[START]

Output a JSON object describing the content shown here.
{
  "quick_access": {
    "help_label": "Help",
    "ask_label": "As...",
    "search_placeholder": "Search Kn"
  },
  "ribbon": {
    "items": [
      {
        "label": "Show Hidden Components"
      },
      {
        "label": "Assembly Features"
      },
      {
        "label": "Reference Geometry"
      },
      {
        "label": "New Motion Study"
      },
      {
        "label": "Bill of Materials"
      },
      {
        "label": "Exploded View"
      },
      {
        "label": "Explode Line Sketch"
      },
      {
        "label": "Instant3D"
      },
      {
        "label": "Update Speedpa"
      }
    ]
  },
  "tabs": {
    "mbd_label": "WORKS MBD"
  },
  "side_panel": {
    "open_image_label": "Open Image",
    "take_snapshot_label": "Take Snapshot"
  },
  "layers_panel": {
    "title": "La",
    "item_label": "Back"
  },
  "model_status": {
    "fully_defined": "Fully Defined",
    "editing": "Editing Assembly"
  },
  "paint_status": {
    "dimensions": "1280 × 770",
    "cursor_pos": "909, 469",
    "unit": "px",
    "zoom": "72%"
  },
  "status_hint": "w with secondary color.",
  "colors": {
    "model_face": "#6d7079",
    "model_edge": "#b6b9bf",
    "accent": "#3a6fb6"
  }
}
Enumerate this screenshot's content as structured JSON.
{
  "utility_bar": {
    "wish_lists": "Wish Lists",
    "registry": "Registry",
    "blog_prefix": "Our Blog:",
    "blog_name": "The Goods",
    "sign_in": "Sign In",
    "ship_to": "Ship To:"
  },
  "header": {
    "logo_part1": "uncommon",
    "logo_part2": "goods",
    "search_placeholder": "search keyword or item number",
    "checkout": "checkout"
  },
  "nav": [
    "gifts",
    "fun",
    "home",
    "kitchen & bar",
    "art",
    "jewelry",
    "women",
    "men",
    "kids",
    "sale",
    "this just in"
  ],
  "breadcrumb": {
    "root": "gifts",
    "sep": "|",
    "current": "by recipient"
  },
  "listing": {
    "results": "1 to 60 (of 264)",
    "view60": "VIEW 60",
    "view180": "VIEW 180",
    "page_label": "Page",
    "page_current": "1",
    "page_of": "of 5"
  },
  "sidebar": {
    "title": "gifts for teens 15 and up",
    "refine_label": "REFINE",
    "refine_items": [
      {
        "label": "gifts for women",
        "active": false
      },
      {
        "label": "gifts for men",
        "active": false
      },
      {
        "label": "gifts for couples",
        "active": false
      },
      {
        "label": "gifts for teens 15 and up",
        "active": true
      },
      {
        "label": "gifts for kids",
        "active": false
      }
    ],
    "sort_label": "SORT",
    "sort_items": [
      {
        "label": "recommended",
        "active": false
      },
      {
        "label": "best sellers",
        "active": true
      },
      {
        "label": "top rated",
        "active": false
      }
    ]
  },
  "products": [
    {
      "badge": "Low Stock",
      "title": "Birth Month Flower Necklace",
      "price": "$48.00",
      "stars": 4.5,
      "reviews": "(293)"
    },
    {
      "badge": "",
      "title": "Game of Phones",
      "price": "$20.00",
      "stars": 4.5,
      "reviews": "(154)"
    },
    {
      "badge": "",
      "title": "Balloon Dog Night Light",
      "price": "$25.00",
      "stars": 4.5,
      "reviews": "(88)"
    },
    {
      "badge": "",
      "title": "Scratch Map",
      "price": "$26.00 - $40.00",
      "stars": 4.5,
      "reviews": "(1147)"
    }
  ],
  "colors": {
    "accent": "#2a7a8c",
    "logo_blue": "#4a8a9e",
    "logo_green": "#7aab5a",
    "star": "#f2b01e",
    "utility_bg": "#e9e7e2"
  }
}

[END]

Given instruction: Give an exact repetition of all the material.

Correct response:
Output a JSON object describing the content shown here.
{
  "quick_access": {
    "help_label": "Help",
    "ask_label": "As...",
    "search_placeholder": "Search Kn"
  },
  "ribbon": {
    "items": [
      {
        "label": "Show Hidden Components"
      },
      {
        "label": "Assembly Features"
      },
      {
        "label": "Reference Geometry"
      },
      {
        "label": "New Motion Study"
      },
      {
        "label": "Bill of Materials"
      },
      {
        "label": "Exploded View"
      },
      {
        "label": "Explode Line Sketch"
      },
      {
        "label": "Instant3D"
      },
      {
        "label": "Update Speedpa"
      }
    ]
  },
  "tabs": {
    "mbd_label": "WORKS MBD"
  },
  "side_panel": {
    "open_image_label": "Open Image",
    "take_snapshot_label": "Take Snapshot"
  },
  "layers_panel": {
    "title": "La",
    "item_label": "Back"
  },
  "model_status": {
    "fully_defined": "Fully Defined",
    "editing": "Editing Assembly"
  },
  "paint_status": {
    "dimensions": "1280 × 770",
    "cursor_pos": "909, 469",
    "unit": "px",
    "zoom": "72%"
  },
  "status_hint": "w with secondary color.",
  "colors": {
    "model_face": "#6d7079",
    "model_edge": "#b6b9bf",
    "accent": "#3a6fb6"
  }
}
Enumerate this screenshot's content as structured JSON.
{
  "utility_bar": {
    "wish_lists": "Wish Lists",
    "registry": "Registry",
    "blog_prefix": "Our Blog:",
    "blog_name": "The Goods",
    "sign_in": "Sign In",
    "ship_to": "Ship To:"
  },
  "header": {
    "logo_part1": "uncommon",
    "logo_part2": "goods",
    "search_placeholder": "search keyword or item number",
    "checkout": "checkout"
  },
  "nav": [
    "gifts",
    "fun",
    "home",
    "kitchen & bar",
    "art",
    "jewelry",
    "women",
    "men",
    "kids",
    "sale",
    "this just in"
  ],
  "breadcrumb": {
    "root": "gifts",
    "sep": "|",
    "current": "by recipient"
  },
  "listing": {
    "results": "1 to 60 (of 264)",
    "view60": "VIEW 60",
    "view180": "VIEW 180",
    "page_label": "Page",
    "page_current": "1",
    "page_of": "of 5"
  },
  "sidebar": {
    "title": "gifts for teens 15 and up",
    "refine_label": "REFINE",
    "refine_items": [
      {
        "label": "gifts for women",
        "active": false
      },
      {
        "label": "gifts for men",
        "active": false
      },
      {
        "label": "gifts for couples",
        "active": false
      },
      {
        "label": "gifts for teens 15 and up",
        "active": true
      },
      {
        "label": "gifts for kids",
        "active": false
      }
    ],
    "sort_label": "SORT",
    "sort_items": [
      {
        "label": "recommended",
        "active": false
      },
      {
        "label": "best sellers",
        "active": true
      },
      {
        "label": "top rated",
        "active": false
      }
    ]
  },
  "products": [
    {
      "badge": "Low Stock",
      "title": "Birth Month Flower Necklace",
      "price": "$48.00",
      "stars": 4.5,
      "reviews": "(293)"
    },
    {
      "badge": "",
      "title": "Game of Phones",
      "price": "$20.00",
      "stars": 4.5,
      "reviews": "(154)"
    },
    {
      "badge": "",
      "title": "Balloon Dog Night Light",
      "price": "$25.00",
      "stars": 4.5,
      "reviews": "(88)"
    },
    {
      "badge": "",
      "title": "Scratch Map",
      "price": "$26.00 - $40.00",
      "stars": 4.5,
      "reviews": "(1147)"
    }
  ],
  "colors": {
    "accent": "#2a7a8c",
    "logo_blue": "#4a8a9e",
    "logo_green": "#7aab5a",
    "star": "#f2b01e",
    "utility_bg": "#e9e7e2"
  }
}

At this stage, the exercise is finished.